Written exercise:
Bring together all lines of the material below that contain the string "Payroll".
....
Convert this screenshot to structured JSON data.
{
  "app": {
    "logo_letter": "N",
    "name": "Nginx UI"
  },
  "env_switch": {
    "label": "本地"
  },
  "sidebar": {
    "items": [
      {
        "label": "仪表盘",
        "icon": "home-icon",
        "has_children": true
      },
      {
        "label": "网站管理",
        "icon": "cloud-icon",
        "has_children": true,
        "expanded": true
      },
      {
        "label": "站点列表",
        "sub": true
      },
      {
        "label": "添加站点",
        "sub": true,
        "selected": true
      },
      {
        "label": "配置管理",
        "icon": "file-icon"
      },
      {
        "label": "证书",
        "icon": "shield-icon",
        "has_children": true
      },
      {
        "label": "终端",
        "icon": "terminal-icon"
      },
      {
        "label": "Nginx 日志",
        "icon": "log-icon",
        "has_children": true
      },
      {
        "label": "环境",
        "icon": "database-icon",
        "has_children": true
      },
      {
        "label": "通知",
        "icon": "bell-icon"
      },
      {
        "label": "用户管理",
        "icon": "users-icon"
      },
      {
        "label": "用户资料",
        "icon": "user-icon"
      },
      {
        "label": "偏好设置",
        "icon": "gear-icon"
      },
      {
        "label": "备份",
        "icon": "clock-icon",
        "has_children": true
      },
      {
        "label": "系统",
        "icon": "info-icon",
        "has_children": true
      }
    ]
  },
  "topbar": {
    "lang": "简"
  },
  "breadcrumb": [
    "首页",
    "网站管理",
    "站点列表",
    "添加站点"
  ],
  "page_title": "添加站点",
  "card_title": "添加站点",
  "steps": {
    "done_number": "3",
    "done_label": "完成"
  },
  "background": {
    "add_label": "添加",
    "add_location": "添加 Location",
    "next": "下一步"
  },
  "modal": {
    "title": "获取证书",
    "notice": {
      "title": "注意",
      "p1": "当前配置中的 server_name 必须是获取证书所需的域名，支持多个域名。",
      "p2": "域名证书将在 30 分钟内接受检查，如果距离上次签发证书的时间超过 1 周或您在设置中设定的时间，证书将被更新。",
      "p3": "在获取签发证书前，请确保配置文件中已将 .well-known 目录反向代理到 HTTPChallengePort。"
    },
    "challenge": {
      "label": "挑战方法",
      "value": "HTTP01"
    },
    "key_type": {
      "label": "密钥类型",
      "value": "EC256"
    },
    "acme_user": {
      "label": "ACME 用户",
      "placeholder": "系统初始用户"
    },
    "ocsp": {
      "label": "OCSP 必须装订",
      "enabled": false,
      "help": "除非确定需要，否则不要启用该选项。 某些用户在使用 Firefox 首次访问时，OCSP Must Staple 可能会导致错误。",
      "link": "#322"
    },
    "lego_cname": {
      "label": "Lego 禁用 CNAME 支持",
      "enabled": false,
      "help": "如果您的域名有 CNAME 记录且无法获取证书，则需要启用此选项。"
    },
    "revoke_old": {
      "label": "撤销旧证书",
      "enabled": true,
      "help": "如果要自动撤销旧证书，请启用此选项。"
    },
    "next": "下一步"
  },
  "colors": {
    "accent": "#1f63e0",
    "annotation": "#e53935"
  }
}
....
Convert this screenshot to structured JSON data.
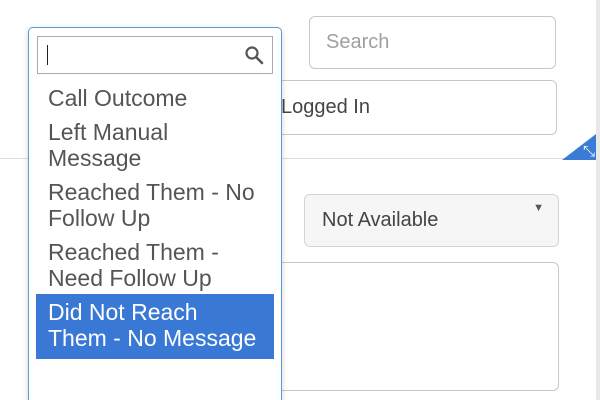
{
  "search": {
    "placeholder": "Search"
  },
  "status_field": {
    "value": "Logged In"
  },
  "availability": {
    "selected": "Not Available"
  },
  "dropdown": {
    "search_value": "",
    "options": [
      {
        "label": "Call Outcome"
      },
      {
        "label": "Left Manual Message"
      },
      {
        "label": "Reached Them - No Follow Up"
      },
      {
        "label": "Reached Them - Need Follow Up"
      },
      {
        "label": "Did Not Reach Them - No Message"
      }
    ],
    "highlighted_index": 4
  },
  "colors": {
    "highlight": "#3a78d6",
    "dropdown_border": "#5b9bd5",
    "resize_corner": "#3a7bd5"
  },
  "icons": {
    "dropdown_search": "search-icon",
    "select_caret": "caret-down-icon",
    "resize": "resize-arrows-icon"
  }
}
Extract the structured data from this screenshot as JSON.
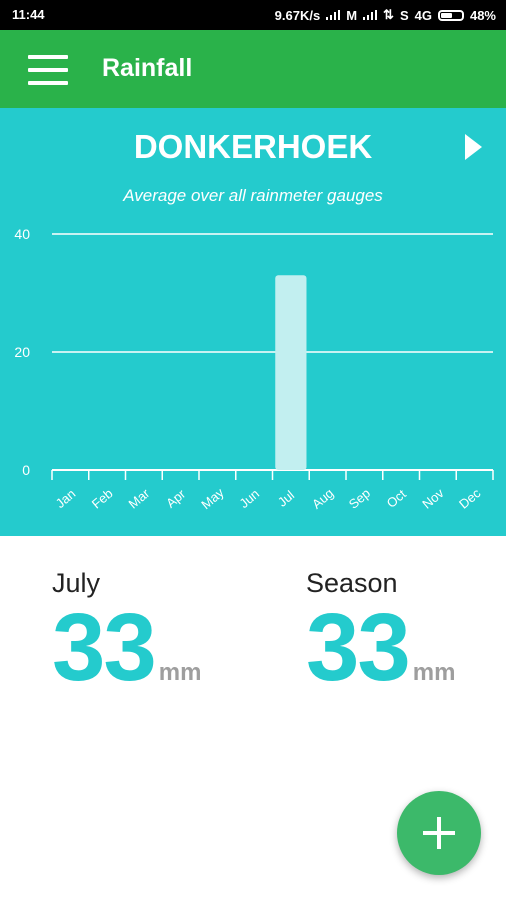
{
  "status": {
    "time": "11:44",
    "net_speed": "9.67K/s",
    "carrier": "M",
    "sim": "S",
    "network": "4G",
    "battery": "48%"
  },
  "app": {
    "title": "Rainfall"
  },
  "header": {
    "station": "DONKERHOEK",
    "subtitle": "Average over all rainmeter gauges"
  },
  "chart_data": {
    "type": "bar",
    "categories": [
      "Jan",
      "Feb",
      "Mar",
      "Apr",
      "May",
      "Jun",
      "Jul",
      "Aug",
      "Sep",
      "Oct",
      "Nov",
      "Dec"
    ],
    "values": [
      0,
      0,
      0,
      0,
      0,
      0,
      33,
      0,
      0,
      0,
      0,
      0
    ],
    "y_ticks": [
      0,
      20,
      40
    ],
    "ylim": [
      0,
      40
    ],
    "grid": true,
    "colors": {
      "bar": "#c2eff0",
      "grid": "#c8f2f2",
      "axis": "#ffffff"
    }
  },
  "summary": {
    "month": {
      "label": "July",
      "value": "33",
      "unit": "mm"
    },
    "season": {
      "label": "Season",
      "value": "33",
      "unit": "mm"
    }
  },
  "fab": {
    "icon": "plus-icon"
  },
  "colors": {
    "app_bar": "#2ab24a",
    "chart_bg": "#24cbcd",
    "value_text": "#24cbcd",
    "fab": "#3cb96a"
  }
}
....
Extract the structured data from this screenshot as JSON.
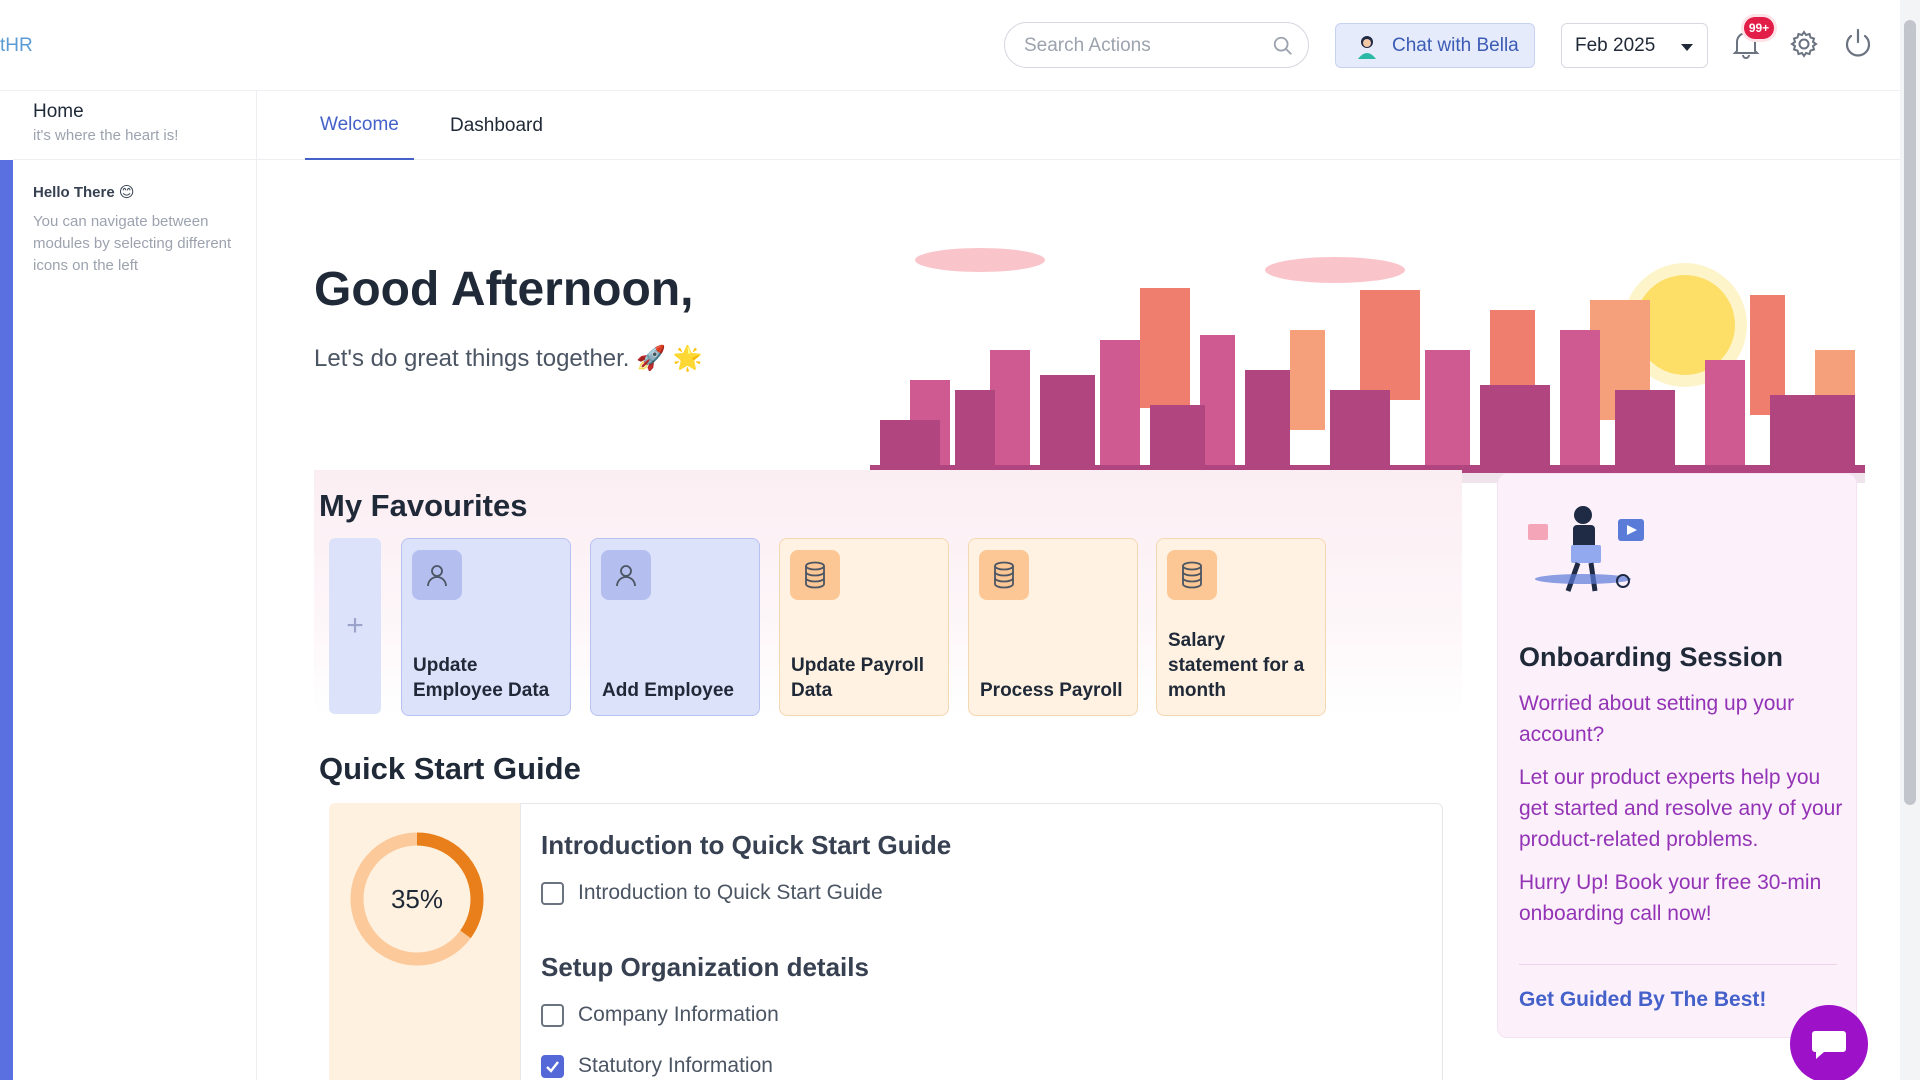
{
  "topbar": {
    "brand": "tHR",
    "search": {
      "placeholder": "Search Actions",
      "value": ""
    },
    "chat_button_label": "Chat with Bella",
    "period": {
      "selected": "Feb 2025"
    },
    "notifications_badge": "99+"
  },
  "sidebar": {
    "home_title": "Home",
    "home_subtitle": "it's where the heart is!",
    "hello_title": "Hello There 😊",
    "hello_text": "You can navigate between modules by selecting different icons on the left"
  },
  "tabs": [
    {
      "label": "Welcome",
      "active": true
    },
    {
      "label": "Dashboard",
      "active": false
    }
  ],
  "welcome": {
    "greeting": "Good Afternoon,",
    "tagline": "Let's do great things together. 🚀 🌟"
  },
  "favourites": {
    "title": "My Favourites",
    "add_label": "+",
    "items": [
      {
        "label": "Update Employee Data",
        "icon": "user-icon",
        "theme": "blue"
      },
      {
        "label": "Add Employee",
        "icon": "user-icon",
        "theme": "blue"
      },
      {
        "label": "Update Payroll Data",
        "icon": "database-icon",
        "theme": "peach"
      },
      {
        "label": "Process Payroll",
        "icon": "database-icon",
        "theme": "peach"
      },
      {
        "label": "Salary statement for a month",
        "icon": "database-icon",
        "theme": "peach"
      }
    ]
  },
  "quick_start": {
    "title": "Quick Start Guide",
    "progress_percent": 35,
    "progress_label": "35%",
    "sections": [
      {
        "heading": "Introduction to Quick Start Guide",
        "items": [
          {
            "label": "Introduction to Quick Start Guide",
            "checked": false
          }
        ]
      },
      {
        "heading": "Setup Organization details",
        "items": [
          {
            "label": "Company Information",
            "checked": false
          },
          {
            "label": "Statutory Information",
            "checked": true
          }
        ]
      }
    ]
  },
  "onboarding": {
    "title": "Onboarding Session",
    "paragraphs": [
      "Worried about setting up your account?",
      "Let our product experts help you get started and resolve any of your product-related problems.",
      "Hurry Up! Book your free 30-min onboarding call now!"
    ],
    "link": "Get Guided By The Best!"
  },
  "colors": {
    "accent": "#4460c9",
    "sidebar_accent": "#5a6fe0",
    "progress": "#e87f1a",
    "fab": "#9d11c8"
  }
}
....
Task result:
        "label": "Update Payroll Data",
        "label": "Process Payroll",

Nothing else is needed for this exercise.